▶ **TASK ITEM**
Search the data for "veckor". Each line containing it is to be copied.

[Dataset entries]
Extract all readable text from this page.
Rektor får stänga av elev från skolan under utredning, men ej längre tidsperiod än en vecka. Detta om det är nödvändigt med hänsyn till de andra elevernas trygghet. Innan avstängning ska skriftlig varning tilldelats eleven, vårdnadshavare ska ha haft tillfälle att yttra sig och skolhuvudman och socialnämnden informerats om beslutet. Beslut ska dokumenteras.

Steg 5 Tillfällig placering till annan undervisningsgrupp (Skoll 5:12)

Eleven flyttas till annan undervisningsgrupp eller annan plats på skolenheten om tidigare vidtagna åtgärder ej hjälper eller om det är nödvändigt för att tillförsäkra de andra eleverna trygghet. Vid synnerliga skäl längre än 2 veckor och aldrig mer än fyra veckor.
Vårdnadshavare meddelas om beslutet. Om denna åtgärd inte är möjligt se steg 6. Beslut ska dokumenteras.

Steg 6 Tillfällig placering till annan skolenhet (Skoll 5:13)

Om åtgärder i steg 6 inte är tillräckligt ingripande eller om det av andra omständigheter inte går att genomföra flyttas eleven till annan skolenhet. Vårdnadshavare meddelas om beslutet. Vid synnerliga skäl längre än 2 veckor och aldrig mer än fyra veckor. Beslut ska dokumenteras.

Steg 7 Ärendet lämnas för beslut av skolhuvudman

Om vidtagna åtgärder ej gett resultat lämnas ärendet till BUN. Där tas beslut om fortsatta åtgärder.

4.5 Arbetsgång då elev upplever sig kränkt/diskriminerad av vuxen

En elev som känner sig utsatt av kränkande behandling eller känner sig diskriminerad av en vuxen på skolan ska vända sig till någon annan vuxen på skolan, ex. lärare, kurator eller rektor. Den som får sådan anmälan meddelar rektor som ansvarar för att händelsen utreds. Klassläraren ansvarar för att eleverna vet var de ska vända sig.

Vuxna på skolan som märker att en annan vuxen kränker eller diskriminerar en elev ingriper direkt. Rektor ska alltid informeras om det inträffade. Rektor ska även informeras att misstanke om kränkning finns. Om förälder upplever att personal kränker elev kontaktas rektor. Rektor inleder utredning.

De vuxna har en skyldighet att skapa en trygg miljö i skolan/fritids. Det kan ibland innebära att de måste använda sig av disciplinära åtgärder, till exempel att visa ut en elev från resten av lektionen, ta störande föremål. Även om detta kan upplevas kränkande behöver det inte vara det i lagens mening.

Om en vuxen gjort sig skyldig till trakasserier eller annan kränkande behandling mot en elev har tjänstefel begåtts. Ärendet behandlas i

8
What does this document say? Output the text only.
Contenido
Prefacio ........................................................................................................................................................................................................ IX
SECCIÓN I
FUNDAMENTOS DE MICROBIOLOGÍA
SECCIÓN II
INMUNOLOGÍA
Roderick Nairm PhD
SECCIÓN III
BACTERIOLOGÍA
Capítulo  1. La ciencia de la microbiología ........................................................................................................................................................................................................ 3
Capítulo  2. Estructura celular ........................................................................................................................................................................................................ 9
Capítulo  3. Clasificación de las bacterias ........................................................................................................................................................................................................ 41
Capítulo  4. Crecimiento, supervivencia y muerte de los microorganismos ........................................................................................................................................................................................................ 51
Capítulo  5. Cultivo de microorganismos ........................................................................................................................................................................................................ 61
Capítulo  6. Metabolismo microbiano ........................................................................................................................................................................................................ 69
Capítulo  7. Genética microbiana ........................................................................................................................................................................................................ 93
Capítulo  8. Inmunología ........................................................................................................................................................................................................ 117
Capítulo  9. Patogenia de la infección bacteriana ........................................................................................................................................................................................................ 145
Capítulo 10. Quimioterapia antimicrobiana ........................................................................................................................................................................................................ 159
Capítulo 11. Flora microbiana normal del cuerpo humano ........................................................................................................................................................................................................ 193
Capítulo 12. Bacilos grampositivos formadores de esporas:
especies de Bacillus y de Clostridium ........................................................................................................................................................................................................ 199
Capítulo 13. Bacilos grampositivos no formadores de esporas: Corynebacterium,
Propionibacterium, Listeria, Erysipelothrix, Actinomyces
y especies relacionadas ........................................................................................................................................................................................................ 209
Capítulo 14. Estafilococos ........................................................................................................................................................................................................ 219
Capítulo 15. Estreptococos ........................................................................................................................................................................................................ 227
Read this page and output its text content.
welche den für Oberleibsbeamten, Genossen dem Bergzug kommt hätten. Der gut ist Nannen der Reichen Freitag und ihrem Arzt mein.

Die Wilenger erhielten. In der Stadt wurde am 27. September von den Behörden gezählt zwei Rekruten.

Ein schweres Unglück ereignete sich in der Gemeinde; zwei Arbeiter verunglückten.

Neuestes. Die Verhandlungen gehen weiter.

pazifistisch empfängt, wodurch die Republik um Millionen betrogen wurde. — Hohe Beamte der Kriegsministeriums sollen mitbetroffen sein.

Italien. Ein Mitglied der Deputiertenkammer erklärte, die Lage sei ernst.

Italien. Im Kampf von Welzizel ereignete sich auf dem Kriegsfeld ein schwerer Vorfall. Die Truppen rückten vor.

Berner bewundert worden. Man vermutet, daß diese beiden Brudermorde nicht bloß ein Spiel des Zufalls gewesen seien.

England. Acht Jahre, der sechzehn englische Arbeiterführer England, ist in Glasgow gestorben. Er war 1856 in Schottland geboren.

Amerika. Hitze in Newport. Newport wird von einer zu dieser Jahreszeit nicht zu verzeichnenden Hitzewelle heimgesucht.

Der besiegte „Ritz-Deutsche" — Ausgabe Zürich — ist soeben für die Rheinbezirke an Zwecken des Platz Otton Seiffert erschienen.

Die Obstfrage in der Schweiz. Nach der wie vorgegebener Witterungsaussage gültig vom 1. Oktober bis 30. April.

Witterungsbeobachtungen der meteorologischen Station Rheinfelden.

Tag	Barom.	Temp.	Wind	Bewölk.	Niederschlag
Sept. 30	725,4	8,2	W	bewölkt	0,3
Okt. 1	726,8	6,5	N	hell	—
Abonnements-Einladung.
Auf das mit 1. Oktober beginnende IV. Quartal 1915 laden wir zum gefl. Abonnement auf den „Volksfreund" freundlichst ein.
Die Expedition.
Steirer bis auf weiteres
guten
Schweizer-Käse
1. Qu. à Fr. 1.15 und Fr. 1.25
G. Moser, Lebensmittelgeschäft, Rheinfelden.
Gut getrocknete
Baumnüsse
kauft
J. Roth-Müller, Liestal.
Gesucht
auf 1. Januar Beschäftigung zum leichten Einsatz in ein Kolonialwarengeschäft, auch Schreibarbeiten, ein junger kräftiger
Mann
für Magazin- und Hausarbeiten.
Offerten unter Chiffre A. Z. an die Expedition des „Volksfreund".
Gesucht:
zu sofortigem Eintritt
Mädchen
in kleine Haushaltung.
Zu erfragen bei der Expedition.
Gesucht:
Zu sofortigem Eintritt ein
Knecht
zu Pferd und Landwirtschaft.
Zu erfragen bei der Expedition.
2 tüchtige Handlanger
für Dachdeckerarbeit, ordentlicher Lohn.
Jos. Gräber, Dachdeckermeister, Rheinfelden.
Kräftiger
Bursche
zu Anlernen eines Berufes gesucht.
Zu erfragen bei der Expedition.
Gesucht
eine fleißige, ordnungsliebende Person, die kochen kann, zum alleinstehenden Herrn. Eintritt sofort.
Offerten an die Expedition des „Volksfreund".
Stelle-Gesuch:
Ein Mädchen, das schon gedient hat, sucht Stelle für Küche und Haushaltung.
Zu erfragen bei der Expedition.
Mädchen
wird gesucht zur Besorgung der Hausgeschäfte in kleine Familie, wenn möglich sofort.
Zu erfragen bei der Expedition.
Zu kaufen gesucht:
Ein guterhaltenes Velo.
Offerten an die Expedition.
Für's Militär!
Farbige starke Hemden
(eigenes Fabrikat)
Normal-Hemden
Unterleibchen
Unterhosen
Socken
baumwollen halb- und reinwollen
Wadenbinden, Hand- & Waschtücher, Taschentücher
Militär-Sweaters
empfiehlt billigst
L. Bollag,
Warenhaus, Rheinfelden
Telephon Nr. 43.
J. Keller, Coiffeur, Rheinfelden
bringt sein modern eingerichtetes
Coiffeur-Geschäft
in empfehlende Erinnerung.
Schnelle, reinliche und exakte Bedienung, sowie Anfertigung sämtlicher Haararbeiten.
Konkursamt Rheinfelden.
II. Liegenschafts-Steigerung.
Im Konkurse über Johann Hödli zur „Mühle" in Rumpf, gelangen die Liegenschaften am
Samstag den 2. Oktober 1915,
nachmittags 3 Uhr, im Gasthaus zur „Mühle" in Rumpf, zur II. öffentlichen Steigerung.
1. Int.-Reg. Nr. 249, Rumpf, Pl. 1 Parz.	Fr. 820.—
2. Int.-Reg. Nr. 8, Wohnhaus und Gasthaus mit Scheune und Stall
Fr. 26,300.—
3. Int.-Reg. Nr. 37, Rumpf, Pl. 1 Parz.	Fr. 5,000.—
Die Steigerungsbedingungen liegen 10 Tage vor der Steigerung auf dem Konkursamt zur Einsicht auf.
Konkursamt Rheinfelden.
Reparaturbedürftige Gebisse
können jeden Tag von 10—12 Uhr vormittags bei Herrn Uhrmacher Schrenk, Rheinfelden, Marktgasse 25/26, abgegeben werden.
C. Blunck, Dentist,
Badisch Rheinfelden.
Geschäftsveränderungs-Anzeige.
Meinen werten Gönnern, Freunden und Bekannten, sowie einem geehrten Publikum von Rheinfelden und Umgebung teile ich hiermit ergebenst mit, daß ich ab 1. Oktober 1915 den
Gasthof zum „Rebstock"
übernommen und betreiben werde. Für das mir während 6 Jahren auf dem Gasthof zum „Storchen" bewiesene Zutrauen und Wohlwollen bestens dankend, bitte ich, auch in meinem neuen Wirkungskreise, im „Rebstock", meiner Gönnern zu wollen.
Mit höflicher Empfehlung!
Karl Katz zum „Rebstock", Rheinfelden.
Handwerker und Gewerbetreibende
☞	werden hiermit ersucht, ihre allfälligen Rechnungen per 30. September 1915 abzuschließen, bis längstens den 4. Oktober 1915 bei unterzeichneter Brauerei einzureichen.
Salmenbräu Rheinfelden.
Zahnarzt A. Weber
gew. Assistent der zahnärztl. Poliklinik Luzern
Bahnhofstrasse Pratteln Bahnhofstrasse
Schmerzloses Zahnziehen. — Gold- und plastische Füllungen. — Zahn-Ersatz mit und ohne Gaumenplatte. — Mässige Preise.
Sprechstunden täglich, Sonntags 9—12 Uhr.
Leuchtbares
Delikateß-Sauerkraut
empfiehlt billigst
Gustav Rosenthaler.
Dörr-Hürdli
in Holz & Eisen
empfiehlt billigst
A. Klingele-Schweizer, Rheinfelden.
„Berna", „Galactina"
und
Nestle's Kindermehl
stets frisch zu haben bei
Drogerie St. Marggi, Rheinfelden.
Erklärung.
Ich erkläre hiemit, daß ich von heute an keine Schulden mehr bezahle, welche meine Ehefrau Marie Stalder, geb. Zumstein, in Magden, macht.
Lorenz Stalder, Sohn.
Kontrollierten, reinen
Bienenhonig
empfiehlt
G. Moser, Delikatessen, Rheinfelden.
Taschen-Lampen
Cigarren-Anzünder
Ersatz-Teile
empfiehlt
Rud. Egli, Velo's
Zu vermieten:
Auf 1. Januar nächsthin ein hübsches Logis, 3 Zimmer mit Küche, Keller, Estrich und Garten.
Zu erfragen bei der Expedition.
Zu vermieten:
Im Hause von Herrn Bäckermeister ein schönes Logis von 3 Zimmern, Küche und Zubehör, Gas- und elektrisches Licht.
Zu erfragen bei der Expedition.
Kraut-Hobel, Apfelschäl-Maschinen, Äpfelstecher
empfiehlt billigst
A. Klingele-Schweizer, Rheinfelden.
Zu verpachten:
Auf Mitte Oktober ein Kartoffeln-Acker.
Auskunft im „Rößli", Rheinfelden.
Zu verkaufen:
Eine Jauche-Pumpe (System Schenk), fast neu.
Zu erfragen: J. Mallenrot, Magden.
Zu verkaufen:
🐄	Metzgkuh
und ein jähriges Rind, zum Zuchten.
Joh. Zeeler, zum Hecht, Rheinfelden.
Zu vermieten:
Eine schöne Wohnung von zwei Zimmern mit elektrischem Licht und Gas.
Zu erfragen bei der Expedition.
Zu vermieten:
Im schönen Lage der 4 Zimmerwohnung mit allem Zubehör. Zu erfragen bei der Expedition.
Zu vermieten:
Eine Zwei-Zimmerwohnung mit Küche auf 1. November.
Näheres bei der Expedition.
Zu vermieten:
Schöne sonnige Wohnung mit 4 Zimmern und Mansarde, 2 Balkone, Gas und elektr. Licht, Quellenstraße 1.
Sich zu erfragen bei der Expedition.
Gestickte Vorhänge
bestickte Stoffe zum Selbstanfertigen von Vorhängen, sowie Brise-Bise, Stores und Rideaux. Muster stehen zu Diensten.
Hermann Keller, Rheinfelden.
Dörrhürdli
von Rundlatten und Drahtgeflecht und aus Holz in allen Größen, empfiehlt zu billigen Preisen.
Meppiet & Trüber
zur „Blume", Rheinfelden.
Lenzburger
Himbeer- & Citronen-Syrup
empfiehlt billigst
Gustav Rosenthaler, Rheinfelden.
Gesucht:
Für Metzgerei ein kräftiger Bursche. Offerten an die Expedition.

▶ **RESULT**
Eleven flyttas till annan undervisningsgrupp eller annan plats på skolenheten om tidigare vidtagna åtgärder ej hjälper eller om det är nödvändigt för att tillförsäkra de andra eleverna trygghet. Vid synnerliga skäl längre än 2 veckor och aldrig mer än fyra veckor.
Om åtgärder i steg 6 inte är tillräckligt ingripande eller om det av andra omständigheter inte går att genomföra flyttas eleven till annan skolenhet. Vårdnadshavare meddelas om beslutet. Vid synnerliga skäl längre än 2 veckor och aldrig mer än fyra veckor. Beslut ska dokumenteras.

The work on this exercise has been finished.